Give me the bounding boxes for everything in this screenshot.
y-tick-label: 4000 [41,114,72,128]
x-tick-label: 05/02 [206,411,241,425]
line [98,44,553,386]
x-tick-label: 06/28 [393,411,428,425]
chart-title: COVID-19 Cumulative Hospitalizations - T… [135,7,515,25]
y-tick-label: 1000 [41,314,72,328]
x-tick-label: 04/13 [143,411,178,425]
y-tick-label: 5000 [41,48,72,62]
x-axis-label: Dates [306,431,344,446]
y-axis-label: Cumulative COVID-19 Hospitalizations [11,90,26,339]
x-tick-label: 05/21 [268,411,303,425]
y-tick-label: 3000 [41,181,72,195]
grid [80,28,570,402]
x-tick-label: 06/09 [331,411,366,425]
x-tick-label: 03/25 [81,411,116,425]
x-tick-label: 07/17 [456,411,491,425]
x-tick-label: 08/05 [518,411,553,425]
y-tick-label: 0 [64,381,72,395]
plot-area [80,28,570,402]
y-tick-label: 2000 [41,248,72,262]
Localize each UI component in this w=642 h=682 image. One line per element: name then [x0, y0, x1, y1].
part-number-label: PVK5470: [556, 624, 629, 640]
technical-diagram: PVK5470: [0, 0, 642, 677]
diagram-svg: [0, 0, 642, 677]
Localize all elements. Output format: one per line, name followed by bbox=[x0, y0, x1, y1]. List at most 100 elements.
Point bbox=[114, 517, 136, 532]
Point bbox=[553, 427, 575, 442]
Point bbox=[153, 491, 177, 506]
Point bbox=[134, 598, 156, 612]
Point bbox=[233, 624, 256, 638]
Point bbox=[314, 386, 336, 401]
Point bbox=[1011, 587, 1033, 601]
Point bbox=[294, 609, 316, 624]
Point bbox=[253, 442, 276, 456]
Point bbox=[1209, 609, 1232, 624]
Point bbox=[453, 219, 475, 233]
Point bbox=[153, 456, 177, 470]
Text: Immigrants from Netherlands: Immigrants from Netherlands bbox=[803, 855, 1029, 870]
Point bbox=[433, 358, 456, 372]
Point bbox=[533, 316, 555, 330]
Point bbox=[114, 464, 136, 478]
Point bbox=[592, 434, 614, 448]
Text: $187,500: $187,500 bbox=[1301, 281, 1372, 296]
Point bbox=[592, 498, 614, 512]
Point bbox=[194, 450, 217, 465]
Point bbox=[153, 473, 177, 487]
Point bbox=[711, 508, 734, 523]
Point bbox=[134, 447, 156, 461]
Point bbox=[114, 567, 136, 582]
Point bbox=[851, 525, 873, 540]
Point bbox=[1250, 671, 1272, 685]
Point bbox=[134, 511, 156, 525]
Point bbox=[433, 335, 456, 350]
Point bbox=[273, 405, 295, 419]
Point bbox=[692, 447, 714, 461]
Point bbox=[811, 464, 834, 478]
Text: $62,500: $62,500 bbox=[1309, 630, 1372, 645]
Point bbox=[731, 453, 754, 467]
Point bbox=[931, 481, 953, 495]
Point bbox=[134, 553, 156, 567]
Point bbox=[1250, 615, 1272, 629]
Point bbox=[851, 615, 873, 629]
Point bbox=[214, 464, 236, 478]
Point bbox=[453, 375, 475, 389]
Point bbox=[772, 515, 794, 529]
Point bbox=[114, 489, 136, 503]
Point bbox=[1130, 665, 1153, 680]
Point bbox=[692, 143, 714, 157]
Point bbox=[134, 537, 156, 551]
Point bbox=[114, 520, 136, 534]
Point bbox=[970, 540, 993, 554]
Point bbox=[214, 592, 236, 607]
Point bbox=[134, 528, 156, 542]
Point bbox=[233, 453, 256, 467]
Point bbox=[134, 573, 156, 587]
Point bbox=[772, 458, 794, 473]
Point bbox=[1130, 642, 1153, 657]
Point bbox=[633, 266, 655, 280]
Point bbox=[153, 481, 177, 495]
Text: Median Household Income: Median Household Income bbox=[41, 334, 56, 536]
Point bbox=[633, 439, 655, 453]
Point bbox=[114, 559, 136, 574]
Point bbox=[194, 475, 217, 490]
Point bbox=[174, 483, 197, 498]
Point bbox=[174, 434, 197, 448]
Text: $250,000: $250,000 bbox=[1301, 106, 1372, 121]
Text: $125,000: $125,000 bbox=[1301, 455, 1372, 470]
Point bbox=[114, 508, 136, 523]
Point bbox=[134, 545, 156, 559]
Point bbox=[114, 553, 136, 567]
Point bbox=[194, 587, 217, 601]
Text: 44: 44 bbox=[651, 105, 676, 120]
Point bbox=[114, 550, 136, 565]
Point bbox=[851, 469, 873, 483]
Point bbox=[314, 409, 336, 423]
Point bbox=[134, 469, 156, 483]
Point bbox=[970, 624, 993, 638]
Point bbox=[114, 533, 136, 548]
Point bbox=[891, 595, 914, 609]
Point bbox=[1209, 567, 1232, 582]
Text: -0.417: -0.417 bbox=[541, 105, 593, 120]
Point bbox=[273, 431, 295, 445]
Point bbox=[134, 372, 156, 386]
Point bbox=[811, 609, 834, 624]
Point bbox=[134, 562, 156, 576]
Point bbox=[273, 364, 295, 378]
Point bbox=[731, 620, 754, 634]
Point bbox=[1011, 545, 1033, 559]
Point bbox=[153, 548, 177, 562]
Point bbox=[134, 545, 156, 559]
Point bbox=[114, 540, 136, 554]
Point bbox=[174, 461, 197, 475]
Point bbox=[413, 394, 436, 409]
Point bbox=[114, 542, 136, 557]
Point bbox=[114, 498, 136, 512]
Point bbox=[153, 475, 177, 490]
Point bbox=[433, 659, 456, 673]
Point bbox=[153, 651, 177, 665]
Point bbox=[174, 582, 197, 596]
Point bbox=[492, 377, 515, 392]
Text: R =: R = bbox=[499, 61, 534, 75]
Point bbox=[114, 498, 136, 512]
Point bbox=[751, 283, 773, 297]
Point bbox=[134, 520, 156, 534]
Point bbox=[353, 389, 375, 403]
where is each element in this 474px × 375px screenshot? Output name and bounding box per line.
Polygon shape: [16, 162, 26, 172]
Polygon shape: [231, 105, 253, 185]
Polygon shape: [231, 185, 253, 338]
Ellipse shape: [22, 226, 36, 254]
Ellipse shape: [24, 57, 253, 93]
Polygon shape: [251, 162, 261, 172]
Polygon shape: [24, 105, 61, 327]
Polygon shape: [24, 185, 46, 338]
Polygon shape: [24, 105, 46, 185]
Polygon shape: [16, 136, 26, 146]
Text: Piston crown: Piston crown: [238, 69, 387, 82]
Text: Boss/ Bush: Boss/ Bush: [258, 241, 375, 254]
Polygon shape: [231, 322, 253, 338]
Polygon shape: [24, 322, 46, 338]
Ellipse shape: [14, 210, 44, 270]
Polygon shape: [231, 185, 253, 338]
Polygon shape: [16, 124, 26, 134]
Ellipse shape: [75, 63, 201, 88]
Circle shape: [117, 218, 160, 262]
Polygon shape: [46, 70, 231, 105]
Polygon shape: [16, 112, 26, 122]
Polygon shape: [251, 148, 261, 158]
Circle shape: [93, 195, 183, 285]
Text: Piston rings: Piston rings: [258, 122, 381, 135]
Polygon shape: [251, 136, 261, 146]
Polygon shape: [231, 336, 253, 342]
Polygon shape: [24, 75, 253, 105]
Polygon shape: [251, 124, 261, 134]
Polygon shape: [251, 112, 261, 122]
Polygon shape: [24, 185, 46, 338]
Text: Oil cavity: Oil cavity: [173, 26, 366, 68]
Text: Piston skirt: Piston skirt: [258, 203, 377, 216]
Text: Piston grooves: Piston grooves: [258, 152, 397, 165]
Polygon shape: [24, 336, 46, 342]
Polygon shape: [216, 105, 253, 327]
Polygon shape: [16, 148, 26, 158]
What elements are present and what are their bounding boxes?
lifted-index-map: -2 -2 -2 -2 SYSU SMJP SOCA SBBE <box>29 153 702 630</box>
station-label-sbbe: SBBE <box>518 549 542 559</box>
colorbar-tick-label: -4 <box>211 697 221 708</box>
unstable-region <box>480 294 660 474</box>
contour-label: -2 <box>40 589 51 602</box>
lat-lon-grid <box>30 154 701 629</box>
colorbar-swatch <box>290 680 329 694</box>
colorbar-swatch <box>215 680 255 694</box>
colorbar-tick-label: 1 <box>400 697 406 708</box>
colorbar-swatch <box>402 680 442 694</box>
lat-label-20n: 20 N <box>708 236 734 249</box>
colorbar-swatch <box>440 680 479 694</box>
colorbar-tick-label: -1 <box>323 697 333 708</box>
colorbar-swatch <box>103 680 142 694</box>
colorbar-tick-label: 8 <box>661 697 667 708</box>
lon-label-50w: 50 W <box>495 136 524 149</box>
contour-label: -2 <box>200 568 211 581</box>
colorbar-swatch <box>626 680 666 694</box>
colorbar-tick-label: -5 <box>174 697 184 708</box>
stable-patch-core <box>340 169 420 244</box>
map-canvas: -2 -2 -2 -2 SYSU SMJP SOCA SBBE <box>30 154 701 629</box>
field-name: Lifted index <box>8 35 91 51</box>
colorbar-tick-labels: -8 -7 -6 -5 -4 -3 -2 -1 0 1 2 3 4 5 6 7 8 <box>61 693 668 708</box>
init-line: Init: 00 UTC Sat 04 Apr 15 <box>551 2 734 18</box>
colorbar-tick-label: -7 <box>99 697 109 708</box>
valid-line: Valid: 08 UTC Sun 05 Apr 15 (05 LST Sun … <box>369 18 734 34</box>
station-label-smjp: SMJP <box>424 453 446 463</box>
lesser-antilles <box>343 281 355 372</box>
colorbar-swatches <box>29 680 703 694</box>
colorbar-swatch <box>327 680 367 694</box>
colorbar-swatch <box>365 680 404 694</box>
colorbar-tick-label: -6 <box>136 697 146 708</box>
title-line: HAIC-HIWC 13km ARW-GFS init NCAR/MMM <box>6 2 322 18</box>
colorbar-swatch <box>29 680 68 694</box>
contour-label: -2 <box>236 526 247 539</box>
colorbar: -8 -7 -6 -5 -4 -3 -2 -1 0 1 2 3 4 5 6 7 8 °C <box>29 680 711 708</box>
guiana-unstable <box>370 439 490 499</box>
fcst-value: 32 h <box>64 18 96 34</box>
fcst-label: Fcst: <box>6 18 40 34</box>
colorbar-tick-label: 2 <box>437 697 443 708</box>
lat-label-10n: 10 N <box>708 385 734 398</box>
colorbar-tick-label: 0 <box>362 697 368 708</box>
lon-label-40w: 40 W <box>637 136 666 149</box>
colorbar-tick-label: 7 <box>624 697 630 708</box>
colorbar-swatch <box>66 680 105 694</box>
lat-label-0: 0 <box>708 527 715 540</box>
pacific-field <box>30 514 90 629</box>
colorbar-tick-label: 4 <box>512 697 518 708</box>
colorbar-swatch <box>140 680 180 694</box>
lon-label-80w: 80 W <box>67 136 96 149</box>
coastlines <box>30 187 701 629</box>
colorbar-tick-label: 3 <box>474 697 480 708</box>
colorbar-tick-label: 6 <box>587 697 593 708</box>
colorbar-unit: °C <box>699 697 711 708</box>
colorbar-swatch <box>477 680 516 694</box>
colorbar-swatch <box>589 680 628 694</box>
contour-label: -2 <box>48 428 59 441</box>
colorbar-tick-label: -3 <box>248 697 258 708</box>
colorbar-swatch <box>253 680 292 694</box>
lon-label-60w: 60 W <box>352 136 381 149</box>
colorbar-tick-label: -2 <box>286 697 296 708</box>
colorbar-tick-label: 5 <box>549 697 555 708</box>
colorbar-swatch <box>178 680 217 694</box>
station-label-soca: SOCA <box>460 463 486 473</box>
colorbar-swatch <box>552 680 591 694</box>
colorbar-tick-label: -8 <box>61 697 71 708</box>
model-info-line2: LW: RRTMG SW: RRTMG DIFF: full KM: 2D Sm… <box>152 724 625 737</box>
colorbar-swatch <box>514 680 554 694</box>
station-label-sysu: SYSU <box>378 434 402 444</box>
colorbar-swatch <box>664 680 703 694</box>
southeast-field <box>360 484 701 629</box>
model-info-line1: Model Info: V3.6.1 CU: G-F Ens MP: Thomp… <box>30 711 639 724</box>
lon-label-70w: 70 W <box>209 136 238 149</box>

•••••

_AIM OF THE EXERCISE_.
Echo every line of the items from the start through the line with "y-tick-label: 2000 [41,248,72,262]", keeping each one unchanged.

_RESPONSE TO THE EXERCISE_.
Give me the bounding boxes for everything in this screenshot.
y-tick-label: 4000 [41,114,72,128]
x-tick-label: 05/02 [206,411,241,425]
line [98,44,553,386]
x-tick-label: 06/28 [393,411,428,425]
chart-title: COVID-19 Cumulative Hospitalizations - T… [135,7,515,25]
y-tick-label: 1000 [41,314,72,328]
x-tick-label: 04/13 [143,411,178,425]
y-tick-label: 5000 [41,48,72,62]
x-axis-label: Dates [306,431,344,446]
y-axis-label: Cumulative COVID-19 Hospitalizations [11,90,26,339]
x-tick-label: 05/21 [268,411,303,425]
y-tick-label: 3000 [41,181,72,195]
grid [80,28,570,402]
x-tick-label: 06/09 [331,411,366,425]
x-tick-label: 03/25 [81,411,116,425]
x-tick-label: 07/17 [456,411,491,425]
x-tick-label: 08/05 [518,411,553,425]
y-tick-label: 0 [64,381,72,395]
plot-area [80,28,570,402]
y-tick-label: 2000 [41,248,72,262]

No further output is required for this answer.